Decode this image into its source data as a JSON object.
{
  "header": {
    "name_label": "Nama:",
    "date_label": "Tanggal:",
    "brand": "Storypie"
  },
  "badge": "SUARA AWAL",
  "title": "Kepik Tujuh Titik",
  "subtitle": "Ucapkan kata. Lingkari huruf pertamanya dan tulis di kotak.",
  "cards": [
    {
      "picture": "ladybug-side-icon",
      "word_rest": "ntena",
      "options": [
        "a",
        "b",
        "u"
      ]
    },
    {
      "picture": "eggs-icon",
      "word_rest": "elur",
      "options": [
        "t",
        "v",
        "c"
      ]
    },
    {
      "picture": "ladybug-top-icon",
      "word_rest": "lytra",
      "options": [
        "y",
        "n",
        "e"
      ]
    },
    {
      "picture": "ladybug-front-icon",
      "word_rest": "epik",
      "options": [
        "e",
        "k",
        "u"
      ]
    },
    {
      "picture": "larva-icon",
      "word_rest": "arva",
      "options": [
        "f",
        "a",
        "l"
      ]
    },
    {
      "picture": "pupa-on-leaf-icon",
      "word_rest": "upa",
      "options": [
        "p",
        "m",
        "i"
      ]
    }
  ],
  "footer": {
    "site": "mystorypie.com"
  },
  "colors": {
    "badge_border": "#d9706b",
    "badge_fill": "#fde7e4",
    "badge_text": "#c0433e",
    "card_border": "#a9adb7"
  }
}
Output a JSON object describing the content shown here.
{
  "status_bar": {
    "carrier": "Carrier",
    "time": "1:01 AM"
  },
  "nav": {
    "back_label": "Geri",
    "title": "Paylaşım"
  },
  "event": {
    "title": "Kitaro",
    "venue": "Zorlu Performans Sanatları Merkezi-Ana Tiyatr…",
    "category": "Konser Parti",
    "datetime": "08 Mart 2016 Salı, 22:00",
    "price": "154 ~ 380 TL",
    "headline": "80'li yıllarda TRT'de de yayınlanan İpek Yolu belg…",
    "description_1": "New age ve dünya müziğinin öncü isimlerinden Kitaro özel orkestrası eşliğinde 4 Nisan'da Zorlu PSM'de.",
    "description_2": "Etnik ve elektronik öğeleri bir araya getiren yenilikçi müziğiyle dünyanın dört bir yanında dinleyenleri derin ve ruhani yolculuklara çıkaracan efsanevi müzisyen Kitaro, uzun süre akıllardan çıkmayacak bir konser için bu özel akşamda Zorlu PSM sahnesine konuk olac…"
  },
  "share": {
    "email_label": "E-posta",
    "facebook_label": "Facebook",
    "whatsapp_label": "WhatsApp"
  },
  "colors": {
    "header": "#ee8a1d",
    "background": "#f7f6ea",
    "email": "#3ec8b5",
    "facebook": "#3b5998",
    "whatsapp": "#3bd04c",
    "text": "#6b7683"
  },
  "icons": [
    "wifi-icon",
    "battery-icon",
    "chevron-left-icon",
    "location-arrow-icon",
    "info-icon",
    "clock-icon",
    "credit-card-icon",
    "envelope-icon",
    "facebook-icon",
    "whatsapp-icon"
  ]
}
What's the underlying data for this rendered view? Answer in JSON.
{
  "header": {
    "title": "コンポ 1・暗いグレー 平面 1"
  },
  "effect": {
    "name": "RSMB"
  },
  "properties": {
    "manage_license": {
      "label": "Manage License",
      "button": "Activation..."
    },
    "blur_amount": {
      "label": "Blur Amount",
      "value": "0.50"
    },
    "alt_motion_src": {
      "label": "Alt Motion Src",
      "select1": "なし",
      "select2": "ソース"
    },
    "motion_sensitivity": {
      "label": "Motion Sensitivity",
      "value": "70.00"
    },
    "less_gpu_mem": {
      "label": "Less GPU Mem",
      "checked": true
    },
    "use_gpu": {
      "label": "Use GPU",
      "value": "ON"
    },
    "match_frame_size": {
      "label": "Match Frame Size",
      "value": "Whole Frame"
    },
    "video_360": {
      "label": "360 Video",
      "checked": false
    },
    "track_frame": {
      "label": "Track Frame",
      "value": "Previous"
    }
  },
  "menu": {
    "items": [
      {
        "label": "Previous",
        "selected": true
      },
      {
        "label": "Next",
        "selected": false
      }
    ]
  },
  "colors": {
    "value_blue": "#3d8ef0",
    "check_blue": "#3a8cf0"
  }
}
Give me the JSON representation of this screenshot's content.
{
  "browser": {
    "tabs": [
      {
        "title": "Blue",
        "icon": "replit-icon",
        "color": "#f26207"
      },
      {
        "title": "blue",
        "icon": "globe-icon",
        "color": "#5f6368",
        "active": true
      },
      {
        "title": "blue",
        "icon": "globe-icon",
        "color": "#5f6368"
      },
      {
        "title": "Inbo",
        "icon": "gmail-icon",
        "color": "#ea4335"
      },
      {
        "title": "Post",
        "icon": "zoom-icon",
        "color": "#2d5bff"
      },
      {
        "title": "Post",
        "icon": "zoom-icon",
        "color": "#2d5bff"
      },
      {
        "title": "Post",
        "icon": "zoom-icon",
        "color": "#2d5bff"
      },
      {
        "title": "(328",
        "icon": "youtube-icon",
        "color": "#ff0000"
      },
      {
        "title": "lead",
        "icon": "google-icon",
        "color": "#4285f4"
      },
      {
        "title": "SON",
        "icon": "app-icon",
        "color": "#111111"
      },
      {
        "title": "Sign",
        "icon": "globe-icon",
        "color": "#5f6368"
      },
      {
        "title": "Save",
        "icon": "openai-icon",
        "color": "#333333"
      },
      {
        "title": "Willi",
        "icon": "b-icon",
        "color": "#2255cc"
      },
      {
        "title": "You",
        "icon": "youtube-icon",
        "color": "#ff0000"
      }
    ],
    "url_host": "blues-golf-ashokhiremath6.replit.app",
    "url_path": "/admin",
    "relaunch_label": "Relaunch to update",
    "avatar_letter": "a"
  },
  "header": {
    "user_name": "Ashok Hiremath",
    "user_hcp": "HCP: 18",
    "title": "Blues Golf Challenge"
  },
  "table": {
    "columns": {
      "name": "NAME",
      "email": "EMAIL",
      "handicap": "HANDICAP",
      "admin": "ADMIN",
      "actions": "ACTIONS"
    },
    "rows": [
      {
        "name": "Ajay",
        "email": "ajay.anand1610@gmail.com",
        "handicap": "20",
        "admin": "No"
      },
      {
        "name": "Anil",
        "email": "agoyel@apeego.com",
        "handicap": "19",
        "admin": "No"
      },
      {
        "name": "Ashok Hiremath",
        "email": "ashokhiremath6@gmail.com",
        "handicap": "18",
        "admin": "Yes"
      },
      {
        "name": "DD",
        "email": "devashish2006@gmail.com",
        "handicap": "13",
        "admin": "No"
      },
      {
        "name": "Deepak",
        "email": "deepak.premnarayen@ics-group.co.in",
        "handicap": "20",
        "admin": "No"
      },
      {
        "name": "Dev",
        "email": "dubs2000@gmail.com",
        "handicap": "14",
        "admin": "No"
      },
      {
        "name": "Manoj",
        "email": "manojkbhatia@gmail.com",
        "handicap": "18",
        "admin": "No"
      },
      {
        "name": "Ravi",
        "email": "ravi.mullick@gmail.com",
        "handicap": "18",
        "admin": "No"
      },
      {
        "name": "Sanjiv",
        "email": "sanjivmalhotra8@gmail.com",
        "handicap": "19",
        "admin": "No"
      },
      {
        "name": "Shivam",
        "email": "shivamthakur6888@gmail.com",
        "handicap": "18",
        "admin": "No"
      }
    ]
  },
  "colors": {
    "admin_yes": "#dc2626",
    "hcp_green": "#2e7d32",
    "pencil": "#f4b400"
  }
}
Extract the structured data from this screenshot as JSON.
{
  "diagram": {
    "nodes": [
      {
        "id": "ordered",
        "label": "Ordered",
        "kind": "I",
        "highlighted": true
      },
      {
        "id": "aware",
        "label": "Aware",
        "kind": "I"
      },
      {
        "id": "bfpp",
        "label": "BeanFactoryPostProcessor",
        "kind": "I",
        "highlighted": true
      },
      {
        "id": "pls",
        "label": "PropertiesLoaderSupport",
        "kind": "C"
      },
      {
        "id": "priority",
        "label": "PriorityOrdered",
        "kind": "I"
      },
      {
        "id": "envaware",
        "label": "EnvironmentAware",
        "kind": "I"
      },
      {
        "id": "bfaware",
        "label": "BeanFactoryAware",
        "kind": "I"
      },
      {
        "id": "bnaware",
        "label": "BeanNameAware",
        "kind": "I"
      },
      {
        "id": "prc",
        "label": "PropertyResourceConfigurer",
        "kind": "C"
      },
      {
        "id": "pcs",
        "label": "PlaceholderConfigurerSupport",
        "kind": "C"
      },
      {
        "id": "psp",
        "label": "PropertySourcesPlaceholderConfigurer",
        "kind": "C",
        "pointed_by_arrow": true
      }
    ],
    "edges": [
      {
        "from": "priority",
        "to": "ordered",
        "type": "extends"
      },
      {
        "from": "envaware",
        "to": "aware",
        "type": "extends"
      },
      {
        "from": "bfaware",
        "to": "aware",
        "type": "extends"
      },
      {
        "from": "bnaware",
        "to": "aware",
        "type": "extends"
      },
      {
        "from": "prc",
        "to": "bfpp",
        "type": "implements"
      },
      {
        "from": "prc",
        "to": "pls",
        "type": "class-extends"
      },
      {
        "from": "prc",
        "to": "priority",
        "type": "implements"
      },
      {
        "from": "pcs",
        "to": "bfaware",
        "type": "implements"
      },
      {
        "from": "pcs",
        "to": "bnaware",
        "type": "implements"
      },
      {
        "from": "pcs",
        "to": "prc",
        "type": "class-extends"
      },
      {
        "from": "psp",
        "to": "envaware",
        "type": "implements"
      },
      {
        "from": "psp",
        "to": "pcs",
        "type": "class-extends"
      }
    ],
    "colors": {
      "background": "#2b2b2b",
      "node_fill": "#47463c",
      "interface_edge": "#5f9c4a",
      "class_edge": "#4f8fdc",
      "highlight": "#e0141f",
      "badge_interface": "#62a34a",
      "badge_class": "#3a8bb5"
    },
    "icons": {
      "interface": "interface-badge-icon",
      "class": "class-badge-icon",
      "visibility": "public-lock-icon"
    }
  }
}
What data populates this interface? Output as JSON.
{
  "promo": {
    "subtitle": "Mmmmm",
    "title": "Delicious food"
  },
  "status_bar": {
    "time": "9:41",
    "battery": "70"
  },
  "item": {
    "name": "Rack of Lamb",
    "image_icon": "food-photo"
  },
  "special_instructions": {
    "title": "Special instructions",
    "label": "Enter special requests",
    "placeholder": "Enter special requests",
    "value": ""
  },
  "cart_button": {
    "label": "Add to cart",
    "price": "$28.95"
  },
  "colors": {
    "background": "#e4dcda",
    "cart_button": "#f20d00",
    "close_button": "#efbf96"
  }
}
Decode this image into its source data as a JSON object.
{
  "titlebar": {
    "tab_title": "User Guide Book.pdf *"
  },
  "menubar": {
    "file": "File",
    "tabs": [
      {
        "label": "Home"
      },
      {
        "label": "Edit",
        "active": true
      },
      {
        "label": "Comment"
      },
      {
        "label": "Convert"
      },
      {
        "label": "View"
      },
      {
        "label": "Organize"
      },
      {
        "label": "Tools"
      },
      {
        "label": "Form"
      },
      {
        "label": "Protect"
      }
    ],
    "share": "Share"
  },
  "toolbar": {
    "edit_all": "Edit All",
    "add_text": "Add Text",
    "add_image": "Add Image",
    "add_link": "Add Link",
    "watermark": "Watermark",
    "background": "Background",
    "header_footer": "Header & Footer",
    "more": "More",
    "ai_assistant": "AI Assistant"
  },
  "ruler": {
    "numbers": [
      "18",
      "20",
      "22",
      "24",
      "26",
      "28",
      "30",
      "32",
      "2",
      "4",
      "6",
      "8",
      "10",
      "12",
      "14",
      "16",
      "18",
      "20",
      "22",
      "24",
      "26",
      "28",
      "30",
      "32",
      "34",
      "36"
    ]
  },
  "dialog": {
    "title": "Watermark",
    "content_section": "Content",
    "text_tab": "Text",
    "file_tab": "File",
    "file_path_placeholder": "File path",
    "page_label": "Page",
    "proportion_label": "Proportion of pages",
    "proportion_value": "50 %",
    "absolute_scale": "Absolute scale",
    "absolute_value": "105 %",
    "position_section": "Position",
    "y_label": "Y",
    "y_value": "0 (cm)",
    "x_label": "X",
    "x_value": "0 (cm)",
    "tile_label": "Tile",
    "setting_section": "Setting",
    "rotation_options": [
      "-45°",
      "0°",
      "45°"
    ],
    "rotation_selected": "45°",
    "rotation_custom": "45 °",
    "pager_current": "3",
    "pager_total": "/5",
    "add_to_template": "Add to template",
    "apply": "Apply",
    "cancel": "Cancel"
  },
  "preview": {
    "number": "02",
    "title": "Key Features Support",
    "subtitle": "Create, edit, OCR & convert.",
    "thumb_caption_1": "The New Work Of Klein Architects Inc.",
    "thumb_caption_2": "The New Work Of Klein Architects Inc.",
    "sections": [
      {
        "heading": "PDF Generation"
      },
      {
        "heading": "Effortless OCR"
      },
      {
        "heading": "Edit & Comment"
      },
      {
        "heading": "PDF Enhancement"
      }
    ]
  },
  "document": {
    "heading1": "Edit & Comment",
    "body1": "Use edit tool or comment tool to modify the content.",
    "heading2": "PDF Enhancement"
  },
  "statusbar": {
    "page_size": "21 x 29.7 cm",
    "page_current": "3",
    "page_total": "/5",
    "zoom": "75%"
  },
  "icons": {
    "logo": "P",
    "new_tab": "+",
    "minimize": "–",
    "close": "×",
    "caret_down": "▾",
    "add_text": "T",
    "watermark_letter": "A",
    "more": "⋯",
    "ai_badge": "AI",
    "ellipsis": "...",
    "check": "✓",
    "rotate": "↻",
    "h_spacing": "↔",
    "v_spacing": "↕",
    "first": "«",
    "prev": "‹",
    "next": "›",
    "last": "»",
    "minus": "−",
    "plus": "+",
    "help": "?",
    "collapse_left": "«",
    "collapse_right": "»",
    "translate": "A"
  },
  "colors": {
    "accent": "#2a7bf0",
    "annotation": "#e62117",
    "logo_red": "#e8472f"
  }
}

══════════

THE TASK » Copy each line from the records above that includes the string "Architects".

EXPECTED ANSWER »
    "thumb_caption_1": "The New Work Of Klein Architects Inc.",
    "thumb_caption_2": "The New Work Of Klein Architects Inc.",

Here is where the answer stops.